-- START DATA --
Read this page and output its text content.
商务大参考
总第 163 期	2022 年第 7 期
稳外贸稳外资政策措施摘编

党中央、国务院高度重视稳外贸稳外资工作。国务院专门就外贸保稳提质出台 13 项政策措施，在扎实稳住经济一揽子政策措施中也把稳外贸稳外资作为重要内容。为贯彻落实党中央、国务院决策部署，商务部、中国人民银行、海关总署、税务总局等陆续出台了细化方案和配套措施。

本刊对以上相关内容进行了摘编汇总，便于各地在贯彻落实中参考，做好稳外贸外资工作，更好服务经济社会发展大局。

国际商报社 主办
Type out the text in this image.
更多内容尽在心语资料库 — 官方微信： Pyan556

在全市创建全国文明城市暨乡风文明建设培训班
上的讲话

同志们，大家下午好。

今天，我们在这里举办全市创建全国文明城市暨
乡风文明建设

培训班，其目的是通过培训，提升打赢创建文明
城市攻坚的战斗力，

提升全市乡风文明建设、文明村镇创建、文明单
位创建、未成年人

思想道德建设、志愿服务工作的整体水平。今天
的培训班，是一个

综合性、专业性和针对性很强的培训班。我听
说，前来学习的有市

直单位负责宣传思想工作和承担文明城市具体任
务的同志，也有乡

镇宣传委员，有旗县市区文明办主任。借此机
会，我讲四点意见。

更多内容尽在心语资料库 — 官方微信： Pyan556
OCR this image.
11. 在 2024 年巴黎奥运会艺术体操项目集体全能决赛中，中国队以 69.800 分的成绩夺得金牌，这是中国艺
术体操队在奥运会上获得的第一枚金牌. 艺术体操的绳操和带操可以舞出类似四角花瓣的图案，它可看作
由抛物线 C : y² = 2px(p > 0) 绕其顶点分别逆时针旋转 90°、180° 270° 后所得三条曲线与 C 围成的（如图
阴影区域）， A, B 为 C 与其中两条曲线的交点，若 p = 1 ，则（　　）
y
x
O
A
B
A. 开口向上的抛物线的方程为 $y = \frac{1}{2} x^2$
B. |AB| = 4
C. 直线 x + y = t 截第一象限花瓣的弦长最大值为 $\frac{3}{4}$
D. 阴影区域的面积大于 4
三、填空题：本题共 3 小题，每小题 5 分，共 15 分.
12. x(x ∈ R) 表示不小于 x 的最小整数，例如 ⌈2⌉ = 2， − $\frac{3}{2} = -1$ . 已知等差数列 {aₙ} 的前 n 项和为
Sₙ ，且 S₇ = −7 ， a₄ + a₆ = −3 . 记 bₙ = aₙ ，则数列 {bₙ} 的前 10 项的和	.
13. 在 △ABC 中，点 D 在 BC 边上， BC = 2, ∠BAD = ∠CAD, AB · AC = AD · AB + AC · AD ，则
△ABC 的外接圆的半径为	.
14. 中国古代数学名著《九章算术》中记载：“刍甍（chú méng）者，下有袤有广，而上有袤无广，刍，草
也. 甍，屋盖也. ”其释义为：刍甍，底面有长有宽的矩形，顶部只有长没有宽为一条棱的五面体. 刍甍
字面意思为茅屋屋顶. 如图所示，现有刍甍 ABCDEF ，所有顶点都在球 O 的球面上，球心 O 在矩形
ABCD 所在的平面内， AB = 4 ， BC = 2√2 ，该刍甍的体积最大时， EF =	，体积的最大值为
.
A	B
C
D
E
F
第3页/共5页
-- END DATA --
■ REQUIRED WORK
Repeat all of the entries exactly.

■ TASK RESPONSE
Read this page and output its text content.
商务大参考
总第 163 期	2022 年第 7 期
稳外贸稳外资政策措施摘编

党中央、国务院高度重视稳外贸稳外资工作。国务院专门就外贸保稳提质出台 13 项政策措施，在扎实稳住经济一揽子政策措施中也把稳外贸稳外资作为重要内容。为贯彻落实党中央、国务院决策部署，商务部、中国人民银行、海关总署、税务总局等陆续出台了细化方案和配套措施。

本刊对以上相关内容进行了摘编汇总，便于各地在贯彻落实中参考，做好稳外贸外资工作，更好服务经济社会发展大局。

国际商报社 主办
Type out the text in this image.
更多内容尽在心语资料库 — 官方微信： Pyan556

在全市创建全国文明城市暨乡风文明建设培训班
上的讲话

同志们，大家下午好。

今天，我们在这里举办全市创建全国文明城市暨
乡风文明建设

培训班，其目的是通过培训，提升打赢创建文明
城市攻坚的战斗力，

提升全市乡风文明建设、文明村镇创建、文明单
位创建、未成年人

思想道德建设、志愿服务工作的整体水平。今天
的培训班，是一个

综合性、专业性和针对性很强的培训班。我听
说，前来学习的有市

直单位负责宣传思想工作和承担文明城市具体任
务的同志，也有乡

镇宣传委员，有旗县市区文明办主任。借此机
会，我讲四点意见。

更多内容尽在心语资料库 — 官方微信： Pyan556
OCR this image.
11. 在 2024 年巴黎奥运会艺术体操项目集体全能决赛中，中国队以 69.800 分的成绩夺得金牌，这是中国艺
术体操队在奥运会上获得的第一枚金牌. 艺术体操的绳操和带操可以舞出类似四角花瓣的图案，它可看作
由抛物线 C : y² = 2px(p > 0) 绕其顶点分别逆时针旋转 90°、180° 270° 后所得三条曲线与 C 围成的（如图
阴影区域）， A, B 为 C 与其中两条曲线的交点，若 p = 1 ，则（　　）
y
x
O
A
B
A. 开口向上的抛物线的方程为 $y = \frac{1}{2} x^2$
B. |AB| = 4
C. 直线 x + y = t 截第一象限花瓣的弦长最大值为 $\frac{3}{4}$
D. 阴影区域的面积大于 4
三、填空题：本题共 3 小题，每小题 5 分，共 15 分.
12. x(x ∈ R) 表示不小于 x 的最小整数，例如 ⌈2⌉ = 2， − $\frac{3}{2} = -1$ . 已知等差数列 {aₙ} 的前 n 项和为
Sₙ ，且 S₇ = −7 ， a₄ + a₆ = −3 . 记 bₙ = aₙ ，则数列 {bₙ} 的前 10 项的和	.
13. 在 △ABC 中，点 D 在 BC 边上， BC = 2, ∠BAD = ∠CAD, AB · AC = AD · AB + AC · AD ，则
△ABC 的外接圆的半径为	.
14. 中国古代数学名著《九章算术》中记载：“刍甍（chú méng）者，下有袤有广，而上有袤无广，刍，草
也. 甍，屋盖也. ”其释义为：刍甍，底面有长有宽的矩形，顶部只有长没有宽为一条棱的五面体. 刍甍
字面意思为茅屋屋顶. 如图所示，现有刍甍 ABCDEF ，所有顶点都在球 O 的球面上，球心 O 在矩形
ABCD 所在的平面内， AB = 4 ， BC = 2√2 ，该刍甍的体积最大时， EF =	，体积的最大值为
.
A	B
C
D
E
F
第3页/共5页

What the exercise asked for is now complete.